**YOUR INSTRUCTIONS**. Every line that includes the word "message" is to be listed.

**EXERCISE MATERIAL**.

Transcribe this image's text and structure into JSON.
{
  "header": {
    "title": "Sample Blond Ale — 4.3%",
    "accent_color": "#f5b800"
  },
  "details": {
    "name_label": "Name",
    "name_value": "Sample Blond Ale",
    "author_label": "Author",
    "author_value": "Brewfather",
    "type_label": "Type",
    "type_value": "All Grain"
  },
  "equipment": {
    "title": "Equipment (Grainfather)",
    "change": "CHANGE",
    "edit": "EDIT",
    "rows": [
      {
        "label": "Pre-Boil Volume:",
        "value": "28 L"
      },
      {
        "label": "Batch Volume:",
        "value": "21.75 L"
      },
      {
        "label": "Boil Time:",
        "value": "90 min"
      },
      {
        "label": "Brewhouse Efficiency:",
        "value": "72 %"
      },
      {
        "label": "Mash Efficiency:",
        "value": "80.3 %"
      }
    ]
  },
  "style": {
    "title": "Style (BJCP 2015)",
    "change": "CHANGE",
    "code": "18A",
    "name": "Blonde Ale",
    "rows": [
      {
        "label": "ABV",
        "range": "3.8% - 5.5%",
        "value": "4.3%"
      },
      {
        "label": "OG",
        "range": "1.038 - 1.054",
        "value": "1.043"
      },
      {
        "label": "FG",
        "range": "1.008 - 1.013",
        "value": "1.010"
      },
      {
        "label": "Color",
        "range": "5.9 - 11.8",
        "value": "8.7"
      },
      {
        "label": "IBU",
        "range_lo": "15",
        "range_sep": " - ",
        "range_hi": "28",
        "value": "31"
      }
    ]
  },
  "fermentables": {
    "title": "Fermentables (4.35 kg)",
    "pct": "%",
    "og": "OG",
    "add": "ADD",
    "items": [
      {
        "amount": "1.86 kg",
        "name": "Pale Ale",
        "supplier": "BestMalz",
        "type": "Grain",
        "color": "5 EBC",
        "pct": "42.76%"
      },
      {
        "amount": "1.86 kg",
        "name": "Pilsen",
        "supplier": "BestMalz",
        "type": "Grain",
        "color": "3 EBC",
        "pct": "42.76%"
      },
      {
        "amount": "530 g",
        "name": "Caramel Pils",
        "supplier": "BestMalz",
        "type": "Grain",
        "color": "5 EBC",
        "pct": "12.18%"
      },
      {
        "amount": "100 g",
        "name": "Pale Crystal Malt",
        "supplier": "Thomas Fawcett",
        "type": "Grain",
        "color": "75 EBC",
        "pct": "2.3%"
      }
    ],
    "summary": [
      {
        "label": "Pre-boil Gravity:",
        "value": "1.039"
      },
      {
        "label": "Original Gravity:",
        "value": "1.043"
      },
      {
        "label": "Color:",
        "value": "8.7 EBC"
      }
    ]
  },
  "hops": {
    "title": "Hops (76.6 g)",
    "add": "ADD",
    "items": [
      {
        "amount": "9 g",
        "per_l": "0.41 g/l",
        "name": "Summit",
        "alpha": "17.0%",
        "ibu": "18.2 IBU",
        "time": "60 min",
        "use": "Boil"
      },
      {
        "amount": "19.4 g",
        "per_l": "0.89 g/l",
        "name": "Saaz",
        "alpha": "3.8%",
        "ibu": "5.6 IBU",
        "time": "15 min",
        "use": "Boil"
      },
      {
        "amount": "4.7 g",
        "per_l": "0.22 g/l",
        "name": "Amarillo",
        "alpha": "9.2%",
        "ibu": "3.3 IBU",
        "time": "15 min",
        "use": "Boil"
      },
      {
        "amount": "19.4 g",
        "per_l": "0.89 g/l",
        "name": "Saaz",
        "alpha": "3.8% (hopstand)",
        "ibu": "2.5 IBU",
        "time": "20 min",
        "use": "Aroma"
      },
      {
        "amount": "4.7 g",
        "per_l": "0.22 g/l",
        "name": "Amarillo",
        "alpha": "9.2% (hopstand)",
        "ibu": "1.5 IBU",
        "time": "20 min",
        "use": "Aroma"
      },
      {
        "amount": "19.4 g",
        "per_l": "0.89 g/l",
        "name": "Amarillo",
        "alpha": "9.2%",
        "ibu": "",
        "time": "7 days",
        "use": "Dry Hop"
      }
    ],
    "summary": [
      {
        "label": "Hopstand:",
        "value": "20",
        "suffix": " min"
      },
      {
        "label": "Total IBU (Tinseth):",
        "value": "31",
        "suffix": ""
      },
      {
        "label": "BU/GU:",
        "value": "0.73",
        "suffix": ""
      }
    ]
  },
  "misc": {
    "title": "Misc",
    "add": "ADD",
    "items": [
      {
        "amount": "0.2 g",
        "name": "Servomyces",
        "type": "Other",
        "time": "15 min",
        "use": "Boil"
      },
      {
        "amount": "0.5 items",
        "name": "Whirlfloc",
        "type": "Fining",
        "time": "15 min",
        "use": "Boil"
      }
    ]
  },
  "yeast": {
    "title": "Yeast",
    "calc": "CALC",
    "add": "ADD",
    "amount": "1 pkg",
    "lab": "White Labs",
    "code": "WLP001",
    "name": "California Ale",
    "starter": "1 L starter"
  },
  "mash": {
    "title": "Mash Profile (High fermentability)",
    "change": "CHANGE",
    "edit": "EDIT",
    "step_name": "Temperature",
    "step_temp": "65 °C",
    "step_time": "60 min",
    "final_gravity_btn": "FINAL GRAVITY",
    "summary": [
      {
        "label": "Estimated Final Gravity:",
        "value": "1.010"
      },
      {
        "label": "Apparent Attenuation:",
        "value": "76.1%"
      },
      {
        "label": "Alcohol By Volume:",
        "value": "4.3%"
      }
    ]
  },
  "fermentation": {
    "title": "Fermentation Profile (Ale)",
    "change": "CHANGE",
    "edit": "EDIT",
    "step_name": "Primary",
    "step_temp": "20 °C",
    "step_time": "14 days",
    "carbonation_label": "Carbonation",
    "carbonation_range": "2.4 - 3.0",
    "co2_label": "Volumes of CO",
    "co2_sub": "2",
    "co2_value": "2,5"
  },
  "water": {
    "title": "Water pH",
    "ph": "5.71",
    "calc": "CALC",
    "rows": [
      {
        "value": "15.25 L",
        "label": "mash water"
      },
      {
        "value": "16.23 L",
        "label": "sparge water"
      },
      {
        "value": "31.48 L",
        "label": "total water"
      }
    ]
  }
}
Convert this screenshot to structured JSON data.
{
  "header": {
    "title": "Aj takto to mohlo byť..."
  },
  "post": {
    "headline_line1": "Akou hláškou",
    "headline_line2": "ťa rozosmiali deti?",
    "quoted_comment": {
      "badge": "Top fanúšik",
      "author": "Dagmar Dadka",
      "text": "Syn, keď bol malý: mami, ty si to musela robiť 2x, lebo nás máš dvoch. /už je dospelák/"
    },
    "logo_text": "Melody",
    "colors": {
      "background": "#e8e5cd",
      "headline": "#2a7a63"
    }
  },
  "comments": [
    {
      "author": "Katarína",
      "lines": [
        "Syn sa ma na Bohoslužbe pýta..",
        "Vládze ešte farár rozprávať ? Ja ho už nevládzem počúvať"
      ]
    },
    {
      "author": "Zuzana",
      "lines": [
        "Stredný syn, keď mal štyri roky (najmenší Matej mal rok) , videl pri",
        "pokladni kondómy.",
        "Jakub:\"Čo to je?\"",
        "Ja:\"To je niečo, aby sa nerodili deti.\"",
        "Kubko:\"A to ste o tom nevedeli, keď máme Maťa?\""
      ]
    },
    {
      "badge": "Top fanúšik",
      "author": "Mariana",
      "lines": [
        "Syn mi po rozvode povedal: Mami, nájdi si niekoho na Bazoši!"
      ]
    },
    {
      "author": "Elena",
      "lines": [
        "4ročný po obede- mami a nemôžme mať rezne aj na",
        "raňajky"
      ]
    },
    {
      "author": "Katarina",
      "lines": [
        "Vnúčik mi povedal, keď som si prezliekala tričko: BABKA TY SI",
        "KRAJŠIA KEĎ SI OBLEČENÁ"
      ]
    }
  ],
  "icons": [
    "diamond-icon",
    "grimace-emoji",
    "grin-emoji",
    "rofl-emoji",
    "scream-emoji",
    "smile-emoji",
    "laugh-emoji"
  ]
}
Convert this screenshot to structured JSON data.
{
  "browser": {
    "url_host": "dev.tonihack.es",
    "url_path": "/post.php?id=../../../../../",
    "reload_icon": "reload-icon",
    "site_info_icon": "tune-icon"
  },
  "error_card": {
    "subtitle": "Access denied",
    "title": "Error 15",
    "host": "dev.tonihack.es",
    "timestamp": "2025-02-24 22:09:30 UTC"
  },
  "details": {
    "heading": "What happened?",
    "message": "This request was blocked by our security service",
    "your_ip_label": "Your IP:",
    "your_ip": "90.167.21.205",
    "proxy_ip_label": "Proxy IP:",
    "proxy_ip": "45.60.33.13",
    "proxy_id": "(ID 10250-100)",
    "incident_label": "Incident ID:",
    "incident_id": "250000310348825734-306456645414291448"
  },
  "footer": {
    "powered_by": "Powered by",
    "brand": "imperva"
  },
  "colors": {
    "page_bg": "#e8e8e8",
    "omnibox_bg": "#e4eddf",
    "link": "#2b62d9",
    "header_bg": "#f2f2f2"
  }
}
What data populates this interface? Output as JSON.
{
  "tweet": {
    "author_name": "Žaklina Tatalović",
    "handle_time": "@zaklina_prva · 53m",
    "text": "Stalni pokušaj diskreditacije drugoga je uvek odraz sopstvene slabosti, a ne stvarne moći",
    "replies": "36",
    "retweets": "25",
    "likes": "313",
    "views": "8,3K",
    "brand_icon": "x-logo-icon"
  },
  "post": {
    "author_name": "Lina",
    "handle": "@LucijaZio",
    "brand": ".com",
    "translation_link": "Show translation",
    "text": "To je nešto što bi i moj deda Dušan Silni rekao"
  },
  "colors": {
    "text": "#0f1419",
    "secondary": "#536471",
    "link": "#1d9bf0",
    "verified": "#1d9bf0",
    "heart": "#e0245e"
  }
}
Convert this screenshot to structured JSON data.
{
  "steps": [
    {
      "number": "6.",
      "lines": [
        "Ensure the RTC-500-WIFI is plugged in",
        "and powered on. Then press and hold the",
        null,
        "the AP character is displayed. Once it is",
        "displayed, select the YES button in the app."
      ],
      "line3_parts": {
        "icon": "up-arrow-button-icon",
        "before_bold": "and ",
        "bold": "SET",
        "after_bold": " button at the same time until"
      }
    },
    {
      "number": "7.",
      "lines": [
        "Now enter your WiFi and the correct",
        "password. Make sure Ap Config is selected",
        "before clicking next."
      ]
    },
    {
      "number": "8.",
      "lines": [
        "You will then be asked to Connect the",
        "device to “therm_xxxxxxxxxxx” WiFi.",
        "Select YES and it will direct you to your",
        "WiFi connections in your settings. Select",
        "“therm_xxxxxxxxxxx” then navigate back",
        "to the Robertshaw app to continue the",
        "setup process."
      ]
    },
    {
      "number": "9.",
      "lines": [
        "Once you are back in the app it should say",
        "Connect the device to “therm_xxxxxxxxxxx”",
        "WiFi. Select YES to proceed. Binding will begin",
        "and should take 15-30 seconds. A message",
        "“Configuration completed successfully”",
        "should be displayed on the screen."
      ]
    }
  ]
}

**THE REPLY**.
    "message": "This request was blocked by our security service",
        "and should take 15-30 seconds. A message",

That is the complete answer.